- **Rows**
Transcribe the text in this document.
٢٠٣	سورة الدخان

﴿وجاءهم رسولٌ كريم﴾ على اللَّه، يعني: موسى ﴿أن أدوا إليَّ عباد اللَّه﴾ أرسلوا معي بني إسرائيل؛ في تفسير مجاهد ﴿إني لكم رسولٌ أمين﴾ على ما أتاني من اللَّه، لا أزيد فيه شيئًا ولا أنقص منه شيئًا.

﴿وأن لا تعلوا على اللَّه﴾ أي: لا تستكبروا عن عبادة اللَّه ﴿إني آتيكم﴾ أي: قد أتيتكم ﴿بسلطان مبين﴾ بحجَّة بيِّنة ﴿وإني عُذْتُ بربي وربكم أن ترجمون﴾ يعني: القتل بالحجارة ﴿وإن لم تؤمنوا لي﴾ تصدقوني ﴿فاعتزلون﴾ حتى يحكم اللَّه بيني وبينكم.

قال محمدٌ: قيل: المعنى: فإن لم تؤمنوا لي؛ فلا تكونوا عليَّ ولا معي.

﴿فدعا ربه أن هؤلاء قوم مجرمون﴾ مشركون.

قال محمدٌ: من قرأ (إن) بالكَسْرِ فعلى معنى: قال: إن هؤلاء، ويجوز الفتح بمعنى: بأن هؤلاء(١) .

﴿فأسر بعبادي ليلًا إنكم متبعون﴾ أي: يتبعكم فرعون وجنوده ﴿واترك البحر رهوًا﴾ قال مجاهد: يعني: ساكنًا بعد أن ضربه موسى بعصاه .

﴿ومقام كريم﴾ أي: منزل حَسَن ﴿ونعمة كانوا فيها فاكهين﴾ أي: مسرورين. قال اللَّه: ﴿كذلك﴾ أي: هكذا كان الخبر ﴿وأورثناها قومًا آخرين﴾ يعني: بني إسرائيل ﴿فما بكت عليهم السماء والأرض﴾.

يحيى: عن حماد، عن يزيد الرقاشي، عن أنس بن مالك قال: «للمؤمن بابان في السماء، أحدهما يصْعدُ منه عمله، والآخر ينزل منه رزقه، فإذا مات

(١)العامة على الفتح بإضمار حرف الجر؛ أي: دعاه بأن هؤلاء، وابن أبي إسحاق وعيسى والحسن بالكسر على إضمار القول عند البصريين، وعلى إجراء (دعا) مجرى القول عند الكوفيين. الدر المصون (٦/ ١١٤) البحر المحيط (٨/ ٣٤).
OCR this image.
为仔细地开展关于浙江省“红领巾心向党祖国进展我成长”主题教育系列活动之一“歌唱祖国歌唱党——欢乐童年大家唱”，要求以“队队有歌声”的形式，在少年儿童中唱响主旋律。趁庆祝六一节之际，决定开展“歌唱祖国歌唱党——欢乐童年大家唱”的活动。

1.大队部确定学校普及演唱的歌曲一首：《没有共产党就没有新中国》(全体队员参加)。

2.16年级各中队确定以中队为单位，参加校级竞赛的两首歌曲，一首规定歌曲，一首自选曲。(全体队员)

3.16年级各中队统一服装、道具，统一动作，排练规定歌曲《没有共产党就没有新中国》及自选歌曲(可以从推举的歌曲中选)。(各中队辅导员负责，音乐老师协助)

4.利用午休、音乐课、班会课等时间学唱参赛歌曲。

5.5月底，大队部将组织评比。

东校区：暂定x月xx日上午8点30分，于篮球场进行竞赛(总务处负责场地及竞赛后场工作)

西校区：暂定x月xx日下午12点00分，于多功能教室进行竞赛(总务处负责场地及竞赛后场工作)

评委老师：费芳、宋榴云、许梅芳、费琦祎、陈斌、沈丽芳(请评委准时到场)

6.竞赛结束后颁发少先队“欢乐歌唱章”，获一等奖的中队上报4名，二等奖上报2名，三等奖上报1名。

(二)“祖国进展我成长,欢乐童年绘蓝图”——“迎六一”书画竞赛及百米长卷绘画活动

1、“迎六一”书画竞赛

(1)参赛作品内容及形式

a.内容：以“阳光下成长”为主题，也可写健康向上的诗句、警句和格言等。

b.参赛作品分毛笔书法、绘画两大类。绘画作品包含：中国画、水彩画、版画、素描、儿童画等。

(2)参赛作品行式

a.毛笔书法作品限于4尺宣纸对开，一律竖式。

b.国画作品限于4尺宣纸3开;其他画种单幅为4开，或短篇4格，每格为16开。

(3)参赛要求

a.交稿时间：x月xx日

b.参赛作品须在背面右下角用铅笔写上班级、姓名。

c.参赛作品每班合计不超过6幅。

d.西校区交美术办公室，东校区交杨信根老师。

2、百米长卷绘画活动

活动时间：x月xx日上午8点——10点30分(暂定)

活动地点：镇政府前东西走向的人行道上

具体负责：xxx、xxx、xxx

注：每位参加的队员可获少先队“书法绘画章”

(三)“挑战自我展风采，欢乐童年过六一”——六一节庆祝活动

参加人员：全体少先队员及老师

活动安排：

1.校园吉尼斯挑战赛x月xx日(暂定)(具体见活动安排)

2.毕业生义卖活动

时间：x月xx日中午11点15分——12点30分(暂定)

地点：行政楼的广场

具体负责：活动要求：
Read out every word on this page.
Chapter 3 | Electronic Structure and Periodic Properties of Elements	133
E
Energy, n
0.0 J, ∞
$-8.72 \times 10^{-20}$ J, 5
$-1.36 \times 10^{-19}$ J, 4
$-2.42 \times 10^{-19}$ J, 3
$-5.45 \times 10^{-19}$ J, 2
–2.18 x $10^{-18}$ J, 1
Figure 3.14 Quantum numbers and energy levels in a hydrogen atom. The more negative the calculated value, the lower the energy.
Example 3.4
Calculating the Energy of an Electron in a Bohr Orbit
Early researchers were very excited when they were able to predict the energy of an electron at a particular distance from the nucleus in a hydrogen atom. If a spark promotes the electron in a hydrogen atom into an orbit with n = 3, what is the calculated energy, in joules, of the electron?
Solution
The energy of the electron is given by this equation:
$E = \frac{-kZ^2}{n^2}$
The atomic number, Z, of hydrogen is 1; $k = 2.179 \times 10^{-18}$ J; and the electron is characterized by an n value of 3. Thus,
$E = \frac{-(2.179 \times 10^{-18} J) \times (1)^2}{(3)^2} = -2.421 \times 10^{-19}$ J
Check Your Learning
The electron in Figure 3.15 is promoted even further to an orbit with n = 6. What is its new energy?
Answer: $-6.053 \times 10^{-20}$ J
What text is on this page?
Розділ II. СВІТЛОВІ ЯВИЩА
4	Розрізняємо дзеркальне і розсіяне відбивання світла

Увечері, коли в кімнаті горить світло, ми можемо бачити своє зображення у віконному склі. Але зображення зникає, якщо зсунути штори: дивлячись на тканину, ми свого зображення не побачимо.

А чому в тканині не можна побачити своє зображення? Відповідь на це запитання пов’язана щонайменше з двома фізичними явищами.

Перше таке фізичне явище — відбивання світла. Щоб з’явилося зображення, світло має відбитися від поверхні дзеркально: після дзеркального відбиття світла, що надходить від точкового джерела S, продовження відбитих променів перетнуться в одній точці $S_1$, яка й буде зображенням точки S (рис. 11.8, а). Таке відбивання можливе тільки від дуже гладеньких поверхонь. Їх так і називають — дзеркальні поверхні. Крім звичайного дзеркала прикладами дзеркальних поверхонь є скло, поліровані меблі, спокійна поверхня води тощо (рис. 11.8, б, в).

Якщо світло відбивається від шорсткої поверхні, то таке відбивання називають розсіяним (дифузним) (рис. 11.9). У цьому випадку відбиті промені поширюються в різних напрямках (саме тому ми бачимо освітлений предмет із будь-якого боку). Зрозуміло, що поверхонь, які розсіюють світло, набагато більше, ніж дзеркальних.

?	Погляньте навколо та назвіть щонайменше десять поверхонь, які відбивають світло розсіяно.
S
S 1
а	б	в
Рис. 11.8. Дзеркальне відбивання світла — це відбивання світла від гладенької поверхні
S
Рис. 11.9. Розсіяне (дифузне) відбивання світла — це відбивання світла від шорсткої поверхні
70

- **Problem to solve**
Copy all lines above containing the string "this".

- **Response**
Transcribe the text in this document.
OCR this image.
Read out every word on this page.
The energy of the electron is given by this equation:
What text is on this page?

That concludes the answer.